> WHAT YOU HAVE TO DO
Swap "legend-label" for "legend-entry" in the rows from the line with "List 24 of the" up to and including the line with "legend-label: Wärmeübergang (außen ges.) HF1", changing nothing else, and leave out the pictures.

> EXERCISE MATERIAL
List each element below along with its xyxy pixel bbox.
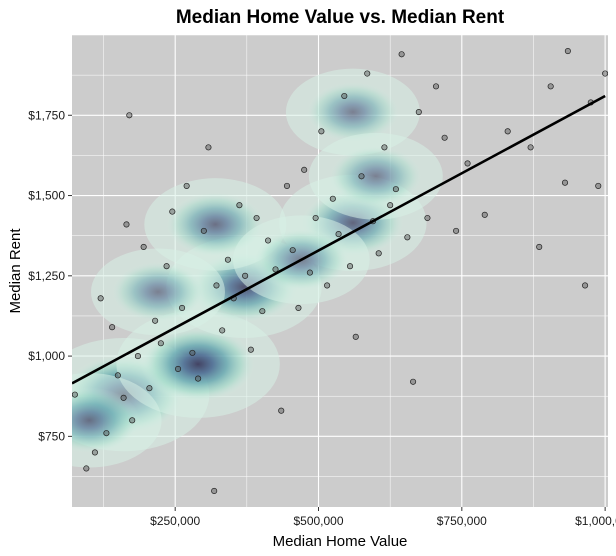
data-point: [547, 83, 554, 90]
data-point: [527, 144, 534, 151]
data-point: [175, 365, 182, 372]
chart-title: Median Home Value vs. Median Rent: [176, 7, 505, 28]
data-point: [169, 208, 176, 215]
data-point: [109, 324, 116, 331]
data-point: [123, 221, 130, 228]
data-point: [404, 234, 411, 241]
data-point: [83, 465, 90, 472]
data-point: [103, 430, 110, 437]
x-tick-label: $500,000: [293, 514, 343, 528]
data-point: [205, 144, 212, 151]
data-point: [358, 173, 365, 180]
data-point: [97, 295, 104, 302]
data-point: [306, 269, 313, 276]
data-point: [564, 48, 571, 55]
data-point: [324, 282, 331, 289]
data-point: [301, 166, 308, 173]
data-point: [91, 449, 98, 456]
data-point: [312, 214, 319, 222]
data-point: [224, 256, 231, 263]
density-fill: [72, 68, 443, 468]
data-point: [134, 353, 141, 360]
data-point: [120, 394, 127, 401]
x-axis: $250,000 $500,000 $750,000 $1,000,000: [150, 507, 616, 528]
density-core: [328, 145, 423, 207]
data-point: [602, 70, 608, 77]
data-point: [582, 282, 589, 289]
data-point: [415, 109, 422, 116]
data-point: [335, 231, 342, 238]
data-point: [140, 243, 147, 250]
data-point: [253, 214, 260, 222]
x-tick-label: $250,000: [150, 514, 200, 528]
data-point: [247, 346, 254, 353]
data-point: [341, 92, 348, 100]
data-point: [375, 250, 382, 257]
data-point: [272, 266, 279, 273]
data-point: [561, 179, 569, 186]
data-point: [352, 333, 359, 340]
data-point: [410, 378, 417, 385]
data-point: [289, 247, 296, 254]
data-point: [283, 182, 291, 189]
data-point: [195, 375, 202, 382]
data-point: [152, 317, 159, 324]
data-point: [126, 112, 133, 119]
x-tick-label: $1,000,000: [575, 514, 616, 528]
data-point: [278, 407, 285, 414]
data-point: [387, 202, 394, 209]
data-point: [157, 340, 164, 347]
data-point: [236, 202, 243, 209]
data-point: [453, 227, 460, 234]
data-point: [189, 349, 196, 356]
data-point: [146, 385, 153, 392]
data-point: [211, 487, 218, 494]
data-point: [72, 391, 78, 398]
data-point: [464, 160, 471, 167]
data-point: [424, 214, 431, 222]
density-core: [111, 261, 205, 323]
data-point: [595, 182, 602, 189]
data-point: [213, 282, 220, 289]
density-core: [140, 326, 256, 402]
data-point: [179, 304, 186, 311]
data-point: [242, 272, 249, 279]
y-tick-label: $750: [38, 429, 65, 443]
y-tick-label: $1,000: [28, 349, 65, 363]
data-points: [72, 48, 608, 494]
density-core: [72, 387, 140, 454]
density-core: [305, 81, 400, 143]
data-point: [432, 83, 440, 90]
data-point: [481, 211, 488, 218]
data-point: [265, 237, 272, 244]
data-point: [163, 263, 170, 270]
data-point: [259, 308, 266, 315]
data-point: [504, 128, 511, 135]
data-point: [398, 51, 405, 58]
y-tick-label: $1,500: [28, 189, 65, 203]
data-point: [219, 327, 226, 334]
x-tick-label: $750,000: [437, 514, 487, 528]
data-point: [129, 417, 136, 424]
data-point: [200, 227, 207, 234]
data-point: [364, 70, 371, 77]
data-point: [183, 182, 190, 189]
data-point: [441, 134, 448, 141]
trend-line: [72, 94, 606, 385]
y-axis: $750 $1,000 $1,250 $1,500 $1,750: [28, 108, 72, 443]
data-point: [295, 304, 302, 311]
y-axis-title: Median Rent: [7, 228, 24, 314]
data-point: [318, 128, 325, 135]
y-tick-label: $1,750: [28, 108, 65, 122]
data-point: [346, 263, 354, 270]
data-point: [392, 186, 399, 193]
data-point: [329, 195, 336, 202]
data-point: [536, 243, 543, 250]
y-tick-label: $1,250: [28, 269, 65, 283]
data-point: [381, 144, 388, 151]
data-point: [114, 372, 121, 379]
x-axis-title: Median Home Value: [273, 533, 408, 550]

* * *

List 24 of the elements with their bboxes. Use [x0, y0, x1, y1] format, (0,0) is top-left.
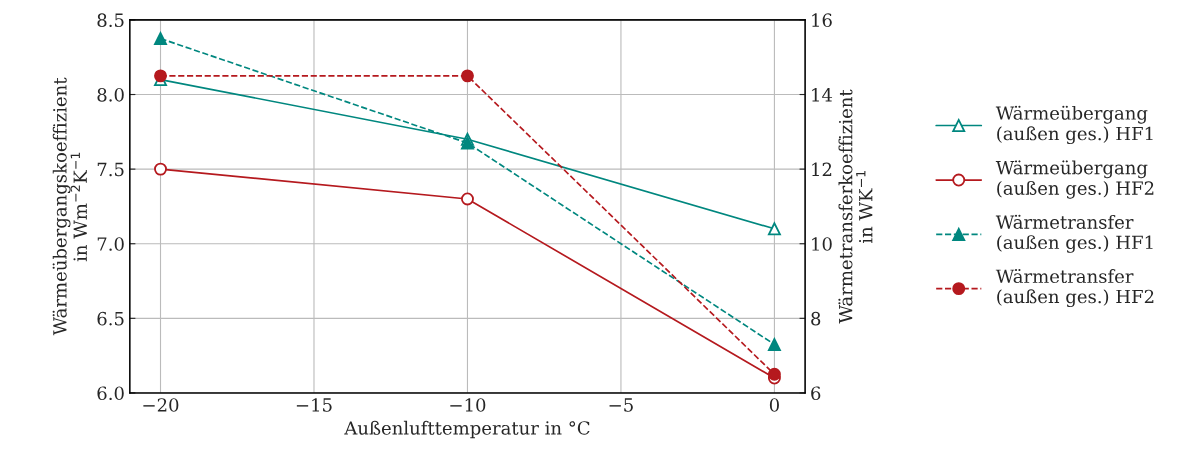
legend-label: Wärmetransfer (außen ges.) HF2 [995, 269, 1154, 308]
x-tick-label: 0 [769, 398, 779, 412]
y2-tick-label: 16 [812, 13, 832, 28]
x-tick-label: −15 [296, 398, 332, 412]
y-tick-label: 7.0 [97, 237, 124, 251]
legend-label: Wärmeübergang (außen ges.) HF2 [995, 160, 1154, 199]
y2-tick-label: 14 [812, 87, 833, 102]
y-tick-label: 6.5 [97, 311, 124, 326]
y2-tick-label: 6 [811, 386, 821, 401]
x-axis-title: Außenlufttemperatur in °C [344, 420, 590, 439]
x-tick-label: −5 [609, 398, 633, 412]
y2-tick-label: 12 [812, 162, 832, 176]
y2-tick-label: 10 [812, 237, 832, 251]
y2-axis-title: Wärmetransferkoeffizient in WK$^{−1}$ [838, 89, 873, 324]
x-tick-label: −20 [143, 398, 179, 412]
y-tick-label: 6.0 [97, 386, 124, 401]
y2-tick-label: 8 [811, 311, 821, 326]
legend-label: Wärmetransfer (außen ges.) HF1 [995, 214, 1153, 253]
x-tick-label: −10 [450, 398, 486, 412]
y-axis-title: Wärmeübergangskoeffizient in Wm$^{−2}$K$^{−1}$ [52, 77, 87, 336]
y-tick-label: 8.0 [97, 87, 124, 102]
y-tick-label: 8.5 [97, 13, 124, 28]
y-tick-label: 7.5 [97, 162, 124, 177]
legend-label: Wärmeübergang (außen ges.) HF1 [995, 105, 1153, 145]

> ANSWER TO THIS EXERCISE
List 24 of the elements with their bboxes. Use [x0, y0, x1, y1] format, (0,0) is top-left.
legend-entry: Wärmetransfer (außen ges.) HF2 [995, 269, 1154, 308]
x-tick-label: 0 [769, 398, 779, 412]
y2-tick-label: 16 [812, 13, 832, 28]
x-tick-label: −15 [296, 398, 332, 412]
y-tick-label: 7.0 [97, 237, 124, 251]
legend-entry: Wärmeübergang (außen ges.) HF2 [995, 160, 1154, 199]
y2-tick-label: 14 [812, 87, 833, 102]
y-tick-label: 6.5 [97, 311, 124, 326]
y2-tick-label: 6 [811, 386, 821, 401]
x-axis-title: Außenlufttemperatur in °C [344, 420, 590, 439]
x-tick-label: −5 [609, 398, 633, 412]
y2-tick-label: 12 [812, 162, 832, 176]
y2-tick-label: 10 [812, 237, 832, 251]
y2-axis-title: Wärmetransferkoeffizient in WK$^{−1}$ [838, 89, 873, 324]
x-tick-label: −20 [143, 398, 179, 412]
y-tick-label: 6.0 [97, 386, 124, 401]
y2-tick-label: 8 [811, 311, 821, 326]
legend-entry: Wärmetransfer (außen ges.) HF1 [995, 214, 1153, 253]
x-tick-label: −10 [450, 398, 486, 412]
y-axis-title: Wärmeübergangskoeffizient in Wm$^{−2}$K$^{−1}$ [52, 77, 87, 336]
y-tick-label: 8.0 [97, 87, 124, 102]
y-tick-label: 8.5 [97, 13, 124, 28]
y-tick-label: 7.5 [97, 162, 124, 177]
legend-entry: Wärmeübergang (außen ges.) HF1 [995, 105, 1153, 145]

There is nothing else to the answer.